# Hey guys :)



## as140672 (Jun 10, 2013)

Well I decided I should get some snorkels for my 2011 Polaris 850, I was looking at buy Snorkel your atv kit but then decided how about building my own. I just want to know what you guys used to make yours and what you might need. Thanks , btw I was only thinking the snorkel your atv because the adjustability, I will not always need snorkels but I would rather have them and not need them then not have them and need them.


----------



## Polaris425 (Dec 16, 2004)

They suck. You're def. better off building your own.


----------



## as140672 (Jun 10, 2013)

Thanks that's really good to know, also why do the suck? never really seen them on any bike. Here in WA theres not to many quads that have snorkels and all that.


----------



## 10txram (Jan 26, 2013)

Don't buy one. Just try and find a good write up on how to do it yourself, they dont fit the way they should..


----------



## as140672 (Jun 10, 2013)

trust me I have been looking for a month, I can not find one just few pics, the only thing that I am having is thinking of a way to drill into the air intake and what I would use to hook into it.

■ What to work on ■
(A) In the ATV snorkel thread, what vehicle does as140672 want to add snorkels to?
(B) Rewrite the paragraph in the ATV snorkel thread that begins "Well I decided I should get some snorkels" as a short bulleted list that keeps its main facts.
(C) Continue the ATV snorkel thread with the next reply, following its last post.

■ Stored data ■

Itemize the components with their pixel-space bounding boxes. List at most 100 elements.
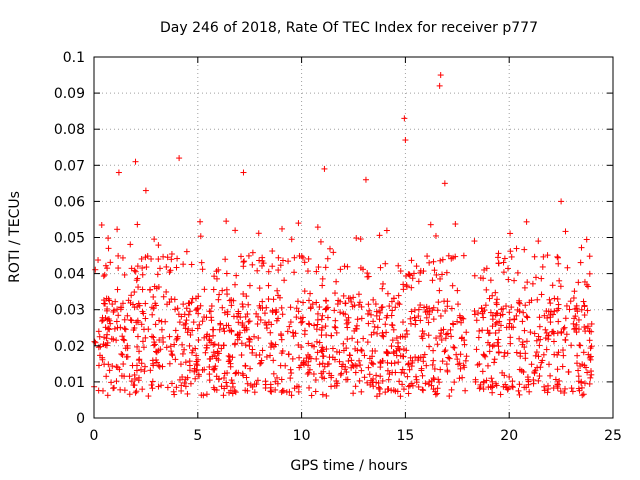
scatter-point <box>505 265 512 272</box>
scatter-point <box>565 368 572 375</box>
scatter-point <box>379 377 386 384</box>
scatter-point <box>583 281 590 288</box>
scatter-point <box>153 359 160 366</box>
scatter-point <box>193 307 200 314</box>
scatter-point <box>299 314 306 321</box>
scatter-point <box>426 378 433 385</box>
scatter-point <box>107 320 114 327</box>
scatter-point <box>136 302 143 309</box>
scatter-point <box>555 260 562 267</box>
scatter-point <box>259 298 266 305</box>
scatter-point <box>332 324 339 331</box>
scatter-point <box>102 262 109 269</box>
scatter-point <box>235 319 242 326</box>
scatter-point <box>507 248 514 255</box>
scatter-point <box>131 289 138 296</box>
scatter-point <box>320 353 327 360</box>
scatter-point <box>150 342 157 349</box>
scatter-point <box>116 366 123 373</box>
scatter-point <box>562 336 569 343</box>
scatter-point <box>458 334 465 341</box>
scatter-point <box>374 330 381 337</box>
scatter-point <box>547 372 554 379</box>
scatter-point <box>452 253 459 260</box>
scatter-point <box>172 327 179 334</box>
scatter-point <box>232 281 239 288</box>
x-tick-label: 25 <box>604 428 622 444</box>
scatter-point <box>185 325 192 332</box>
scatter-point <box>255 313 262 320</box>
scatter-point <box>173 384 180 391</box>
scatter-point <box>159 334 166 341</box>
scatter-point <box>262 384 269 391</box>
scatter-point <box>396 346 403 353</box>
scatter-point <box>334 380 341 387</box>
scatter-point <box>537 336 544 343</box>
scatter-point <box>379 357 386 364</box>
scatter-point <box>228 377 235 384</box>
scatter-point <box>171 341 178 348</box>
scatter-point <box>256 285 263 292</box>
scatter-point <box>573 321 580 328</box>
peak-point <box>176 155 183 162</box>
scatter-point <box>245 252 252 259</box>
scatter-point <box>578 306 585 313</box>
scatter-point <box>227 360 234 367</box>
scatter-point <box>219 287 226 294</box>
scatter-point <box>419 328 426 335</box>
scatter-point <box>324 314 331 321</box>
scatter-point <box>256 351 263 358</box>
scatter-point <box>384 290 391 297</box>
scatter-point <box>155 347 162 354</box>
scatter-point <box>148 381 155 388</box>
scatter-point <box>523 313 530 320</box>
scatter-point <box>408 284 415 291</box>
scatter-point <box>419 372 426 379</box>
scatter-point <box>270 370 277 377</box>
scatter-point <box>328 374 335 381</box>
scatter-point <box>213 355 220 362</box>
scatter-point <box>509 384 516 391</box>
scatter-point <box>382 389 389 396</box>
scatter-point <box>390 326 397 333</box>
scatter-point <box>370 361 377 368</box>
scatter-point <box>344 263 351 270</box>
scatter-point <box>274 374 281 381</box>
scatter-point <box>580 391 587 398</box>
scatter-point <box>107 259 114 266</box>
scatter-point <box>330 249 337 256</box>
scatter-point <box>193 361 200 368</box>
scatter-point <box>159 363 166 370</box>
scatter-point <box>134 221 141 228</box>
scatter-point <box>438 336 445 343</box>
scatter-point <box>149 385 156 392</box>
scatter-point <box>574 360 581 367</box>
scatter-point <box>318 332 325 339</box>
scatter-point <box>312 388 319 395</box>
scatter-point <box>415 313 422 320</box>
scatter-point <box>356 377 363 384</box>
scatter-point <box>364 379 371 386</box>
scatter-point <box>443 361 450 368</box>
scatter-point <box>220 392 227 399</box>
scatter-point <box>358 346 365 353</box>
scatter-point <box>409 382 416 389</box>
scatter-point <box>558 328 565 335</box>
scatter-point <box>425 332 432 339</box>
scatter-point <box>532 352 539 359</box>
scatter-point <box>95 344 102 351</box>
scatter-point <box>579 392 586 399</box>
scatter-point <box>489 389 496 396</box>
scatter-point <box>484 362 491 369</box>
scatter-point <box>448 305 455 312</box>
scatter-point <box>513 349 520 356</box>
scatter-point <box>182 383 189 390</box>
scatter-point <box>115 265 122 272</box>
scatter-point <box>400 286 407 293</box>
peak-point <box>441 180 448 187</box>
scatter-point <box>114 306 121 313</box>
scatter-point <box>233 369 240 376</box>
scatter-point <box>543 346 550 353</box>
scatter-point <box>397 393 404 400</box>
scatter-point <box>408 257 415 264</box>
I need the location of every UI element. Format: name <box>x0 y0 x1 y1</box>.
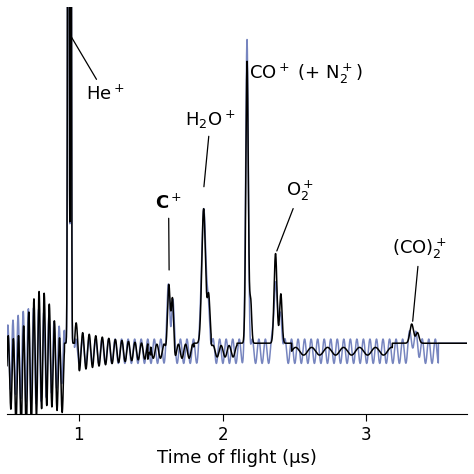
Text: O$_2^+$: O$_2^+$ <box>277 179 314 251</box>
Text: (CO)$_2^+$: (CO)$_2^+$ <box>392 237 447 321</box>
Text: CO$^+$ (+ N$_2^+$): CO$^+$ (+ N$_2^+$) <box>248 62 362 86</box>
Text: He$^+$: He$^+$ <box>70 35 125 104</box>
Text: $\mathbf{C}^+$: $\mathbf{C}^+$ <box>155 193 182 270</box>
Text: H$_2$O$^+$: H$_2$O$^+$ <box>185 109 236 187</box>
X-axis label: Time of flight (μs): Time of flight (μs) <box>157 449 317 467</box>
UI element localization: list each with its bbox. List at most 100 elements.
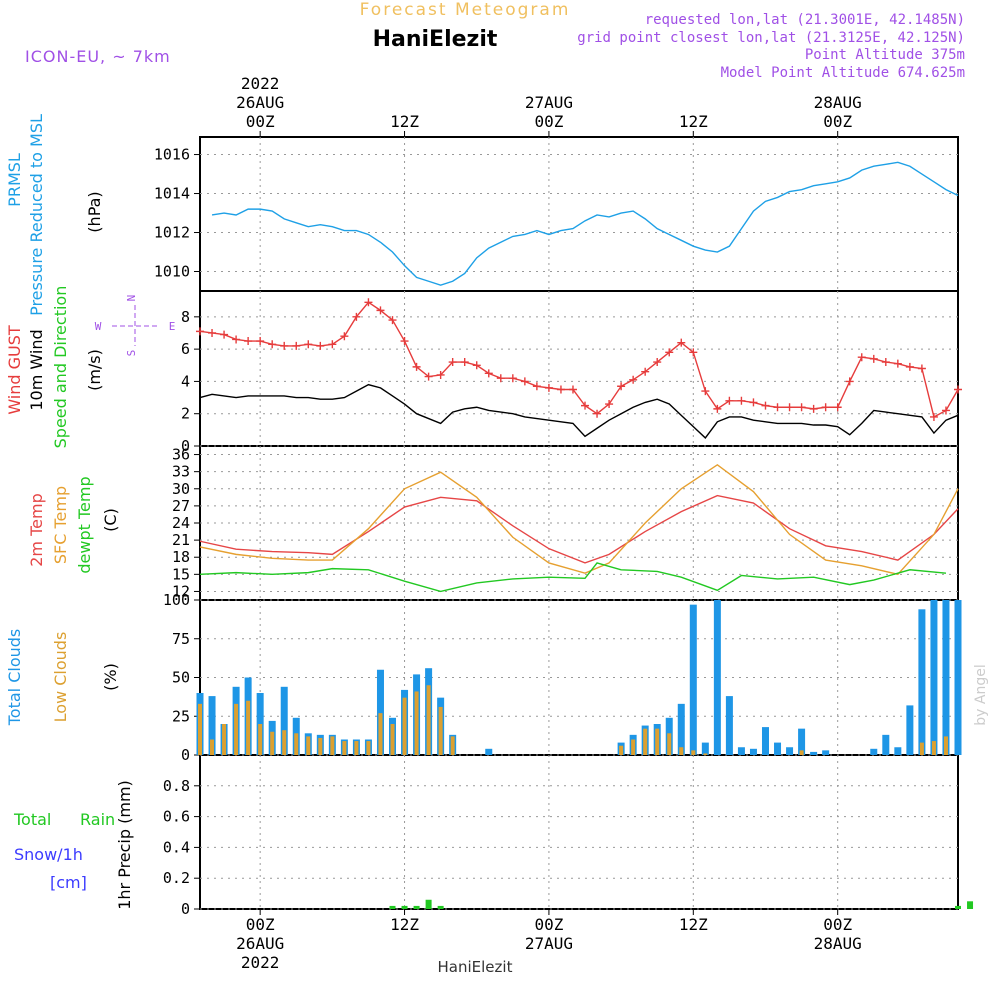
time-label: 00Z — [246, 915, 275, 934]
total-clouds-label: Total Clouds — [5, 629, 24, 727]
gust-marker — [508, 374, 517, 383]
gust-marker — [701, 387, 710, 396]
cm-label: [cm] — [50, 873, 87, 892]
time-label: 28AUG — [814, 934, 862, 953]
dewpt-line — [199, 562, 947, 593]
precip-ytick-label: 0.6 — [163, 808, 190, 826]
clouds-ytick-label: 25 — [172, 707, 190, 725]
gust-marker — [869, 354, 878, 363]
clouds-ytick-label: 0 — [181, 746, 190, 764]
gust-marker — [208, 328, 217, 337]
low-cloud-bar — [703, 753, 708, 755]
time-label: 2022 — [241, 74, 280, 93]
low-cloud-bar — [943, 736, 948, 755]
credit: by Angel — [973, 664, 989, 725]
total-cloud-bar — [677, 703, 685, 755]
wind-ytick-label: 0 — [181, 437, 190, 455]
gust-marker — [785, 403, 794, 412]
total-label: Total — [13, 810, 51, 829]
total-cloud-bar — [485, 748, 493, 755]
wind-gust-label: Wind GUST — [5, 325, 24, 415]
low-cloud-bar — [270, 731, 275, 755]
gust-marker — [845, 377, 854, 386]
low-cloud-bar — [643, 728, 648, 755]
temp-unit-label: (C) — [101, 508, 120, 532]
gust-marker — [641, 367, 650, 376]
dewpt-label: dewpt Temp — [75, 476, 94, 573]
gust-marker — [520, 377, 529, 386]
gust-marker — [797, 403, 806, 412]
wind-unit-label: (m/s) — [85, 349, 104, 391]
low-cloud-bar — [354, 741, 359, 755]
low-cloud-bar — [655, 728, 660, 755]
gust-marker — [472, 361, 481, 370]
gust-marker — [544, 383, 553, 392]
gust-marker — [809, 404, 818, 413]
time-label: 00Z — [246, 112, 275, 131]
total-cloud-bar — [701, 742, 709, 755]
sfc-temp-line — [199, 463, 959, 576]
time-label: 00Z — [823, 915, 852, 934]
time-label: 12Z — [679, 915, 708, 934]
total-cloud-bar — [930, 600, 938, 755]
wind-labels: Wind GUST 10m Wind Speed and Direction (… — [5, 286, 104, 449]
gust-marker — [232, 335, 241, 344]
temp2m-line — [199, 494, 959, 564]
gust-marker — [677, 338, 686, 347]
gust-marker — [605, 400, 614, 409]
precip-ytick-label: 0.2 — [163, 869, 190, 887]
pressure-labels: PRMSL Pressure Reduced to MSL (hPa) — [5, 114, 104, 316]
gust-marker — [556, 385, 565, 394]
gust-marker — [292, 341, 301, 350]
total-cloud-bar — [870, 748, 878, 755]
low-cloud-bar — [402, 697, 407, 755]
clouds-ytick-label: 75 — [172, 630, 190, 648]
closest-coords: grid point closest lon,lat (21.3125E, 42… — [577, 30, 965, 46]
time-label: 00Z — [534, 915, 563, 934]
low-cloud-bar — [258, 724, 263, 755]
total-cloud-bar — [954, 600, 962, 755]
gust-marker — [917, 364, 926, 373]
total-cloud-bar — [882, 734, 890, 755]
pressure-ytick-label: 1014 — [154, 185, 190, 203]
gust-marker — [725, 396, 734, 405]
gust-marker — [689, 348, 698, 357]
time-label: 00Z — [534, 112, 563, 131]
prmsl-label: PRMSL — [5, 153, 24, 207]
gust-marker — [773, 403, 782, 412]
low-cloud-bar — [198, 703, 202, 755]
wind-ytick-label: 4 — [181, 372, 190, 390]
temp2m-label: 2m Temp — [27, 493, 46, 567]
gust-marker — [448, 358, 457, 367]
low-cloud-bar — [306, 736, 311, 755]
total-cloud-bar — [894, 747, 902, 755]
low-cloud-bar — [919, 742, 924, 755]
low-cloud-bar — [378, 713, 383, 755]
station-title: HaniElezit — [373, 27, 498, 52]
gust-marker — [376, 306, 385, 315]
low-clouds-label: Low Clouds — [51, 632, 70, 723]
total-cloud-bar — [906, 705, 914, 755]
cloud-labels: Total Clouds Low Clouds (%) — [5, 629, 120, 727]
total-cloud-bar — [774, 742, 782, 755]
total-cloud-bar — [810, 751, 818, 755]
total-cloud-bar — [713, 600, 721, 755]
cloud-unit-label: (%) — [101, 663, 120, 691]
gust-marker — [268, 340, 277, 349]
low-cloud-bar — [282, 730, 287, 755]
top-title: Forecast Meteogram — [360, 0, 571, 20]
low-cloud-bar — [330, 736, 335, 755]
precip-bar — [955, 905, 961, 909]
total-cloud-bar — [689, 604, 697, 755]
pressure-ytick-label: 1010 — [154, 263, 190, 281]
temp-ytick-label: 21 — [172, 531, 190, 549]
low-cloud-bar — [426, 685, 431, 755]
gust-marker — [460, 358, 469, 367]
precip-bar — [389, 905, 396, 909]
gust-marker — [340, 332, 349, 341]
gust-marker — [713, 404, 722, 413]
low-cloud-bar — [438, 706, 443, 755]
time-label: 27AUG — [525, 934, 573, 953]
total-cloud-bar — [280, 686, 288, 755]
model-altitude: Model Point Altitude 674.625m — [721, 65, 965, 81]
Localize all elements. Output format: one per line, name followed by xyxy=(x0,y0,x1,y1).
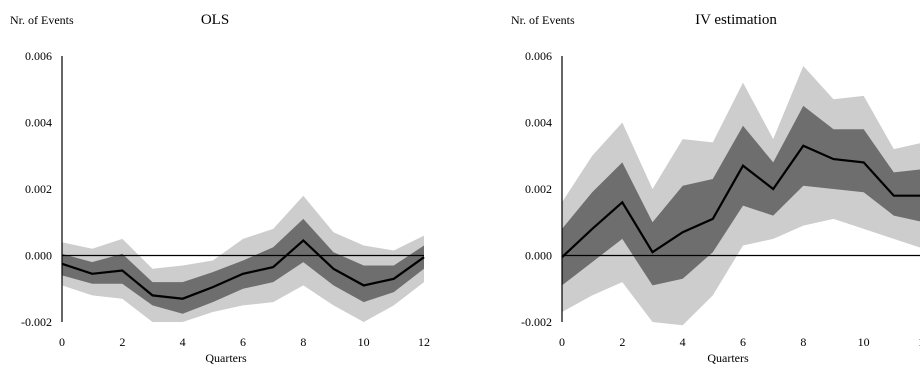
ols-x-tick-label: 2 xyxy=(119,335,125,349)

■ Results for each task ■
(A) A 2011 Polaris 850.

(B)
- Wants snorkels for a 2011 Polaris 850.
- Considered the Snorkel your atv kit for its adjustability but is now leaning toward building a set.
- Asks what others used to build theirs and what parts are needed.
- Won't always need snorkels but would rather have them and not need them than the reverse.

(C)
----------



## Polaris425 (Dec 16, 2004)

We have some stuff here somewhere.... 

IF we have it, it would be here

Snorkeling & Jetting - MudInMyBlood Forums


----------



## filthyredneck (Feb 10, 2010)

Id be willing to bet southernmudjunkie would know a thing or two


----------



## CRAZYCRACKAZ71 (Oct 8, 2011)

yes get with logan on southern mud junkies and im sure he can help you out he has an 850 popo


----------



## as140672 (Jun 10, 2013)

yep I sent him a message on the popo forum and a few other guys with them on other forums, this place seem mostly full of brutes, I love the brute force want to pic one up when im done with my truck.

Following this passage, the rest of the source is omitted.